Short exercise.
All lines featuring the string "left" are to be listed.

Data listing.
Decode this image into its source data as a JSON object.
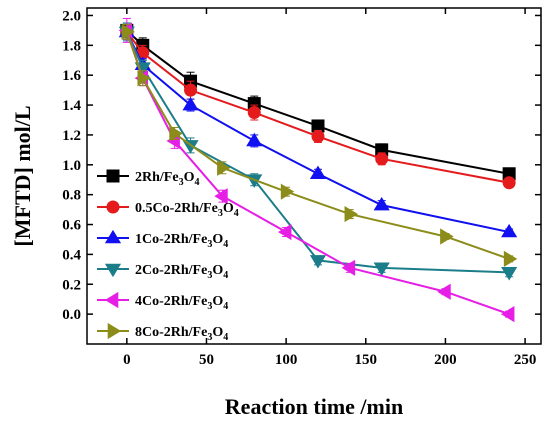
{
  "chart_data": {
    "type": "line",
    "title": "",
    "xlabel": "Reaction time /min",
    "ylabel": "[MFTD] mol/L",
    "xlim": [
      -25,
      260
    ],
    "ylim": [
      -0.2,
      2.05
    ],
    "xticks": [
      0,
      50,
      100,
      150,
      200,
      250
    ],
    "yticks": [
      0.0,
      0.2,
      0.4,
      0.6,
      0.8,
      1.0,
      1.2,
      1.4,
      1.6,
      1.8,
      2.0
    ],
    "grid": false,
    "legend_position": "left",
    "series": [
      {
        "name": "2Rh/Fe3O4",
        "label_main": "2Rh/Fe",
        "sub1": "3",
        "mid": "O",
        "sub2": "4",
        "color": "#000000",
        "marker": "square",
        "x": [
          0,
          10,
          40,
          80,
          120,
          160,
          240
        ],
        "y": [
          1.9,
          1.8,
          1.56,
          1.41,
          1.26,
          1.1,
          0.94
        ],
        "err": [
          0.04,
          0.05,
          0.06,
          0.05,
          0.04,
          0.04,
          0.03
        ]
      },
      {
        "name": "0.5Co-2Rh/Fe3O4",
        "label_main": "0.5Co-2Rh/Fe",
        "sub1": "3",
        "mid": "O",
        "sub2": "4",
        "color": "#e41a1c",
        "marker": "circle",
        "x": [
          0,
          10,
          40,
          80,
          120,
          160,
          240
        ],
        "y": [
          1.89,
          1.75,
          1.5,
          1.35,
          1.19,
          1.04,
          0.88
        ],
        "err": [
          0.04,
          0.05,
          0.06,
          0.05,
          0.04,
          0.04,
          0.03
        ]
      },
      {
        "name": "1Co-2Rh/Fe3O4",
        "label_main": "1Co-2Rh/Fe",
        "sub1": "3",
        "mid": "O",
        "sub2": "4",
        "color": "#1010f0",
        "marker": "triangle-up",
        "x": [
          0,
          10,
          40,
          80,
          120,
          160,
          240
        ],
        "y": [
          1.89,
          1.67,
          1.4,
          1.16,
          0.94,
          0.73,
          0.55
        ],
        "err": [
          0.05,
          0.04,
          0.04,
          0.04,
          0.03,
          0.03,
          0.02
        ]
      },
      {
        "name": "2Co-2Rh/Fe3O4",
        "label_main": "2Co-2Rh/Fe",
        "sub1": "3",
        "mid": "O",
        "sub2": "4",
        "color": "#1c7d8a",
        "marker": "triangle-down",
        "x": [
          0,
          10,
          40,
          80,
          120,
          160,
          240
        ],
        "y": [
          1.89,
          1.65,
          1.13,
          0.9,
          0.36,
          0.31,
          0.28
        ],
        "err": [
          0.06,
          0.05,
          0.05,
          0.04,
          0.03,
          0.03,
          0.03
        ]
      },
      {
        "name": "4Co-2Rh/Fe3O4",
        "label_main": "4Co-2Rh/Fe",
        "sub1": "3",
        "mid": "O",
        "sub2": "4",
        "color": "#e61ee6",
        "marker": "triangle-left",
        "x": [
          0,
          10,
          30,
          60,
          100,
          140,
          200,
          240
        ],
        "y": [
          1.9,
          1.58,
          1.16,
          0.79,
          0.55,
          0.31,
          0.15,
          0.0
        ],
        "err": [
          0.08,
          0.05,
          0.05,
          0.04,
          0.03,
          0.03,
          0.02,
          0.02
        ]
      },
      {
        "name": "8Co-2Rh/Fe3O4",
        "label_main": "8Co-2Rh/Fe",
        "sub1": "3",
        "mid": "O",
        "sub2": "4",
        "color": "#8c8c1a",
        "marker": "triangle-right",
        "x": [
          0,
          10,
          30,
          60,
          100,
          140,
          200,
          240
        ],
        "y": [
          1.89,
          1.58,
          1.21,
          0.98,
          0.82,
          0.67,
          0.52,
          0.37
        ],
        "err": [
          0.05,
          0.05,
          0.04,
          0.04,
          0.03,
          0.03,
          0.02,
          0.02
        ]
      }
    ]
  }
}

Response to the task.
    "legend_position": "left",
        "marker": "triangle-left",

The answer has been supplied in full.